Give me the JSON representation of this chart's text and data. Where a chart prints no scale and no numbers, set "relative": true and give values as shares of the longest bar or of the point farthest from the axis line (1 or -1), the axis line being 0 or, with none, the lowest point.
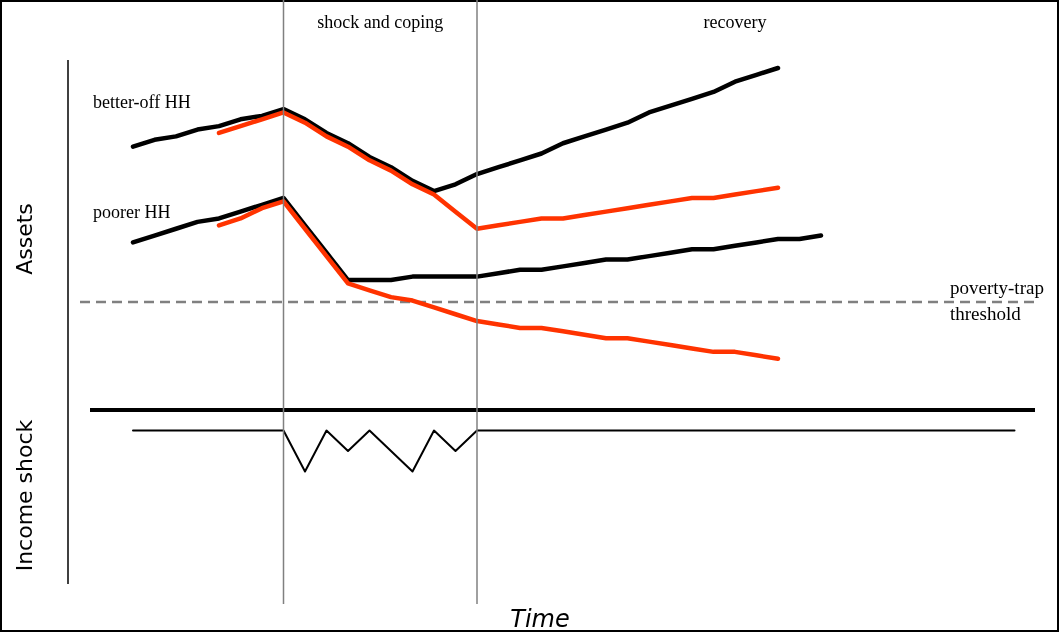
{
  "chart_data": {
    "type": "line",
    "relative": true,
    "ylabel": "Assets",
    "legend": false,
    "grid": false,
    "line_style": "solid",
    "marker": "none",
    "categories": [
      null,
      null,
      null,
      null,
      null,
      null,
      null,
      null,
      null,
      null,
      null,
      null,
      null,
      null,
      null,
      null,
      null,
      null,
      null,
      null,
      null,
      null,
      null,
      null,
      null,
      null,
      null,
      null,
      null,
      null,
      null,
      null,
      null,
      null,
      null,
      null,
      null,
      null,
      null,
      null,
      null,
      null
    ],
    "series": [
      {
        "color": "#000000",
        "values": [
          0.77,
          0.79,
          0.8,
          0.82,
          0.83,
          0.85,
          0.86,
          0.88,
          0.85,
          0.81,
          0.78,
          0.74,
          0.71,
          0.67,
          0.64,
          0.66,
          0.69,
          0.71,
          0.73,
          0.75,
          0.78,
          0.8,
          0.82,
          0.84,
          0.87,
          0.89,
          0.91,
          0.93,
          0.96,
          0.98,
          1.0,
          null,
          null,
          null,
          null,
          null,
          null,
          null,
          null,
          null,
          null,
          null
        ]
      },
      {
        "color": "#ff3300",
        "values": [
          null,
          null,
          null,
          null,
          0.81,
          0.83,
          0.85,
          0.87,
          0.84,
          0.8,
          0.77,
          0.73,
          0.7,
          0.66,
          0.63,
          0.58,
          0.53,
          0.54,
          0.55,
          0.56,
          0.56,
          0.57,
          0.58,
          0.59,
          0.6,
          0.61,
          0.62,
          0.62,
          0.63,
          0.64,
          0.65,
          null,
          null,
          null,
          null,
          null,
          null,
          null,
          null,
          null,
          null,
          null
        ]
      },
      {
        "color": "#000000",
        "values": [
          0.49,
          0.51,
          0.53,
          0.55,
          0.56,
          0.58,
          0.6,
          0.62,
          0.54,
          0.46,
          0.38,
          0.38,
          0.38,
          0.39,
          0.39,
          0.39,
          0.39,
          0.4,
          0.41,
          0.41,
          0.42,
          0.43,
          0.44,
          0.44,
          0.45,
          0.46,
          0.47,
          0.47,
          0.48,
          0.49,
          0.5,
          0.5,
          0.51,
          null,
          null,
          null,
          null,
          null,
          null,
          null,
          null,
          null
        ]
      },
      {
        "color": "#ff3300",
        "values": [
          null,
          null,
          null,
          null,
          0.54,
          0.56,
          0.59,
          0.61,
          0.53,
          0.45,
          0.37,
          0.35,
          0.33,
          0.32,
          0.3,
          0.28,
          0.26,
          0.25,
          0.24,
          0.24,
          0.23,
          0.22,
          0.21,
          0.21,
          0.2,
          0.19,
          0.18,
          0.17,
          0.17,
          0.16,
          0.15,
          null,
          null,
          null,
          null,
          null,
          null,
          null,
          null,
          null,
          null,
          null
        ]
      },
      {
        "color": "#000000",
        "values": [
          -0.06,
          -0.06,
          -0.06,
          -0.06,
          -0.06,
          -0.06,
          -0.06,
          -0.06,
          -0.18,
          -0.06,
          -0.12,
          -0.06,
          -0.12,
          -0.18,
          -0.06,
          -0.12,
          -0.06,
          -0.06,
          -0.06,
          -0.06,
          -0.06,
          -0.06,
          -0.06,
          -0.06,
          -0.06,
          -0.06,
          -0.06,
          -0.06,
          -0.06,
          -0.06,
          -0.06,
          -0.06,
          -0.06,
          -0.06,
          -0.06,
          -0.06,
          -0.06,
          -0.06,
          -0.06,
          -0.06,
          -0.06,
          -0.06
        ]
      }
    ],
    "ref_lines": [
      {
        "axis": "y",
        "value": 0.316,
        "label": "poverty-trap threshold",
        "color": "#808080",
        "line_style": "dashed"
      }
    ],
    "annotations": [
      "better-off HH",
      "poorer HH",
      "shock and coping",
      "recovery",
      "Income shock",
      "Time"
    ]
  }
}
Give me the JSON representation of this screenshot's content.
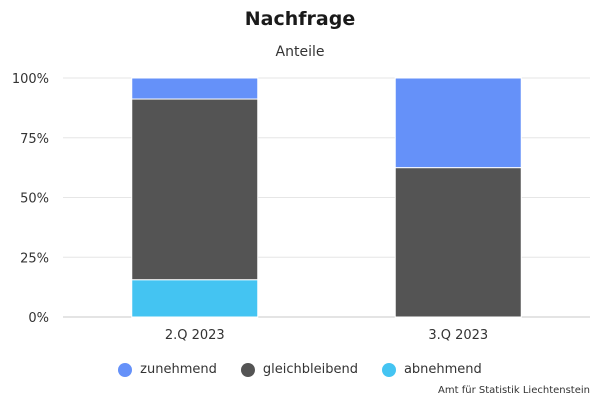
{
  "chart_data": {
    "type": "bar",
    "stacked": true,
    "title": "Nachfrage",
    "subtitle": "Anteile",
    "categories": [
      "2.Q 2023",
      "3.Q 2023"
    ],
    "series": [
      {
        "name": "abnehmend",
        "color": "#44c4f2",
        "values": [
          15.6,
          0
        ]
      },
      {
        "name": "gleichbleibend",
        "color": "#545454",
        "values": [
          75.6,
          62.5
        ]
      },
      {
        "name": "zunehmend",
        "color": "#6591f9",
        "values": [
          8.8,
          37.5
        ]
      }
    ],
    "legend_order": [
      "zunehmend",
      "gleichbleibend",
      "abnehmend"
    ],
    "ylim": [
      0,
      100
    ],
    "yticks": [
      "0%",
      "25%",
      "50%",
      "75%",
      "100%"
    ],
    "ytick_values": [
      0,
      25,
      50,
      75,
      100
    ],
    "grid": true,
    "legend_position": "bottom-center"
  },
  "credit": "Amt für Statistik Liechtenstein"
}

________________________________________

» **Short problem**: Report the count of lines in the entries that contain the string "name", and nothing besides it.

» **Problem solution**: 3